* [RECORDS FOR PROCESSING]
=-=-=-=-=

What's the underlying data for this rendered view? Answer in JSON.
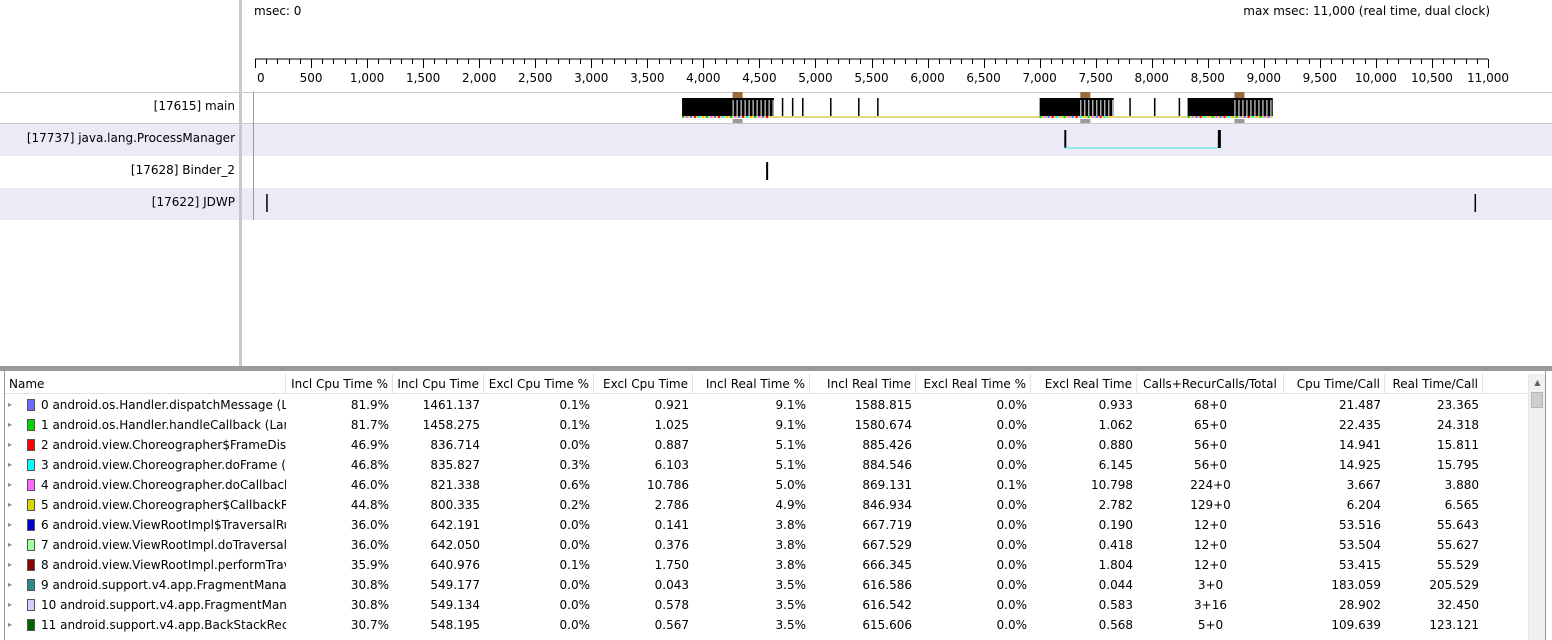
{
  "timeline": {
    "msec_label": "msec: 0",
    "max_msec_label": "max msec: 11,000 (real time, dual clock)",
    "axis_ticks": [
      "0",
      "500",
      "1,000",
      "1,500",
      "2,000",
      "2,500",
      "3,000",
      "3,500",
      "4,000",
      "4,500",
      "5,000",
      "5,500",
      "6,000",
      "6,500",
      "7,000",
      "7,500",
      "8,000",
      "8,500",
      "9,000",
      "9,500",
      "10,000",
      "10,500",
      "11,000"
    ],
    "axis_max": 11000,
    "threads": [
      {
        "label": "[17615] main",
        "shaded": false,
        "bordered": true
      },
      {
        "label": "[17737] java.lang.ProcessManager",
        "shaded": true,
        "bordered": false
      },
      {
        "label": "[17628] Binder_2",
        "shaded": false,
        "bordered": false
      },
      {
        "label": "[17622] JDWP",
        "shaded": true,
        "bordered": false
      }
    ],
    "main_blocks_msec": [
      [
        3810,
        4630
      ],
      [
        7000,
        7660
      ],
      [
        8320,
        9080
      ]
    ],
    "main_gap_ticks_msec": [
      4700,
      4790,
      4880,
      5130,
      5380,
      5550,
      7800,
      8020,
      8240
    ],
    "process_manager_range_msec": [
      7220,
      8590
    ],
    "binder_event_msec": 4560,
    "jdwp_events_msec": [
      100,
      10880
    ]
  },
  "table": {
    "columns": [
      {
        "label": "Name"
      },
      {
        "label": "Incl Cpu Time %"
      },
      {
        "label": "Incl Cpu Time"
      },
      {
        "label": "Excl Cpu Time %"
      },
      {
        "label": "Excl Cpu Time"
      },
      {
        "label": "Incl Real Time %"
      },
      {
        "label": "Incl Real Time"
      },
      {
        "label": "Excl Real Time %"
      },
      {
        "label": "Excl Real Time"
      },
      {
        "label": "Calls+RecurCalls/Total"
      },
      {
        "label": "Cpu Time/Call"
      },
      {
        "label": "Real Time/Call"
      }
    ],
    "rows": [
      {
        "color": "#6a6aff",
        "name": "0 android.os.Handler.dispatchMessage (L",
        "v": [
          "81.9%",
          "1461.137",
          "0.1%",
          "0.921",
          "9.1%",
          "1588.815",
          "0.0%",
          "0.933",
          "68+0",
          "21.487",
          "23.365"
        ]
      },
      {
        "color": "#00d800",
        "name": "1 android.os.Handler.handleCallback (Lan",
        "v": [
          "81.7%",
          "1458.275",
          "0.1%",
          "1.025",
          "9.1%",
          "1580.674",
          "0.0%",
          "1.062",
          "65+0",
          "22.435",
          "24.318"
        ]
      },
      {
        "color": "#ff0000",
        "name": "2 android.view.Choreographer$FrameDisp",
        "v": [
          "46.9%",
          "836.714",
          "0.0%",
          "0.887",
          "5.1%",
          "885.426",
          "0.0%",
          "0.880",
          "56+0",
          "14.941",
          "15.811"
        ]
      },
      {
        "color": "#00ffff",
        "name": "3 android.view.Choreographer.doFrame (",
        "v": [
          "46.8%",
          "835.827",
          "0.3%",
          "6.103",
          "5.1%",
          "884.546",
          "0.0%",
          "6.145",
          "56+0",
          "14.925",
          "15.795"
        ]
      },
      {
        "color": "#ff66ff",
        "name": "4 android.view.Choreographer.doCallback",
        "v": [
          "46.0%",
          "821.338",
          "0.6%",
          "10.786",
          "5.0%",
          "869.131",
          "0.1%",
          "10.798",
          "224+0",
          "3.667",
          "3.880"
        ]
      },
      {
        "color": "#d8d800",
        "name": "5 android.view.Choreographer$CallbackR",
        "v": [
          "44.8%",
          "800.335",
          "0.2%",
          "2.786",
          "4.9%",
          "846.934",
          "0.0%",
          "2.782",
          "129+0",
          "6.204",
          "6.565"
        ]
      },
      {
        "color": "#0000c8",
        "name": "6 android.view.ViewRootImpl$TraversalRu",
        "v": [
          "36.0%",
          "642.191",
          "0.0%",
          "0.141",
          "3.8%",
          "667.719",
          "0.0%",
          "0.190",
          "12+0",
          "53.516",
          "55.643"
        ]
      },
      {
        "color": "#a0ffa0",
        "name": "7 android.view.ViewRootImpl.doTraversal",
        "v": [
          "36.0%",
          "642.050",
          "0.0%",
          "0.376",
          "3.8%",
          "667.529",
          "0.0%",
          "0.418",
          "12+0",
          "53.504",
          "55.627"
        ]
      },
      {
        "color": "#8b0000",
        "name": "8 android.view.ViewRootImpl.performTrav",
        "v": [
          "35.9%",
          "640.976",
          "0.1%",
          "1.750",
          "3.8%",
          "666.345",
          "0.0%",
          "1.804",
          "12+0",
          "53.415",
          "55.529"
        ]
      },
      {
        "color": "#2e8b8b",
        "name": "9 android.support.v4.app.FragmentManag",
        "v": [
          "30.8%",
          "549.177",
          "0.0%",
          "0.043",
          "3.5%",
          "616.586",
          "0.0%",
          "0.044",
          "3+0",
          "183.059",
          "205.529"
        ]
      },
      {
        "color": "#d0d0ff",
        "name": "10 android.support.v4.app.FragmentMana",
        "v": [
          "30.8%",
          "549.134",
          "0.0%",
          "0.578",
          "3.5%",
          "616.542",
          "0.0%",
          "0.583",
          "3+16",
          "28.902",
          "32.450"
        ]
      },
      {
        "color": "#006400",
        "name": "11 android.support.v4.app.BackStackReco",
        "v": [
          "30.7%",
          "548.195",
          "0.0%",
          "0.567",
          "3.5%",
          "615.606",
          "0.0%",
          "0.568",
          "5+0",
          "109.639",
          "123.121"
        ]
      }
    ]
  }
}
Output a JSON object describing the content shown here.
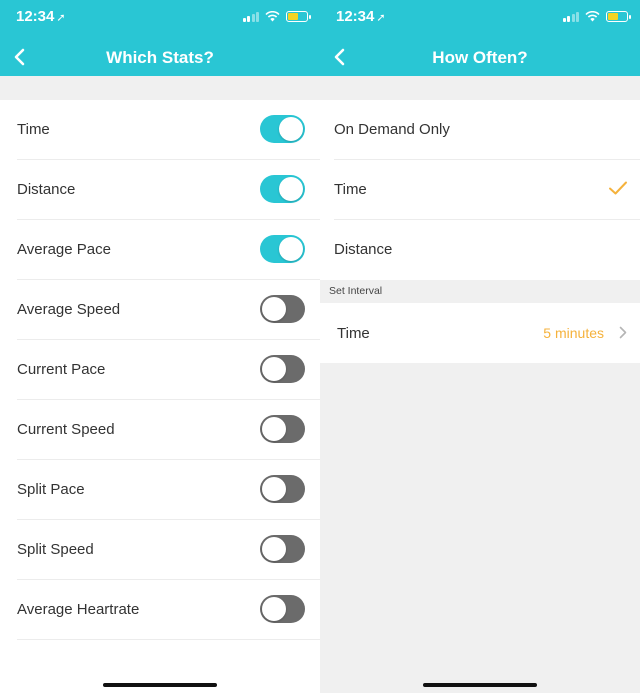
{
  "status_bar": {
    "time": "12:34",
    "location_arrow": "➚"
  },
  "left_screen": {
    "title": "Which Stats?",
    "back_icon": "chevron-left-icon",
    "stats": [
      {
        "label": "Time",
        "enabled": true
      },
      {
        "label": "Distance",
        "enabled": true
      },
      {
        "label": "Average Pace",
        "enabled": true
      },
      {
        "label": "Average Speed",
        "enabled": false
      },
      {
        "label": "Current Pace",
        "enabled": false
      },
      {
        "label": "Current Speed",
        "enabled": false
      },
      {
        "label": "Split Pace",
        "enabled": false
      },
      {
        "label": "Split Speed",
        "enabled": false
      },
      {
        "label": "Average Heartrate",
        "enabled": false
      }
    ]
  },
  "right_screen": {
    "title": "How Often?",
    "back_icon": "chevron-left-icon",
    "options": [
      {
        "label": "On Demand Only",
        "selected": false
      },
      {
        "label": "Time",
        "selected": true
      },
      {
        "label": "Distance",
        "selected": false
      }
    ],
    "section_header": "Set Interval",
    "interval": {
      "label": "Time",
      "value": "5 minutes"
    }
  },
  "colors": {
    "brand": "#29c6d4",
    "toggle_off": "#6b6b6b",
    "accent": "#f5b23c",
    "battery": "#f5d423"
  }
}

=-=-=-=-=

* [EXERCISE DIRECTIONS] Using the listing above, pick out each line that contains the word "support", then copy it.

* [TASK RESPONSE]
        "name": "9 android.support.v4.app.FragmentManag",
        "name": "10 android.support.v4.app.FragmentMana",
        "name": "11 android.support.v4.app.BackStackReco",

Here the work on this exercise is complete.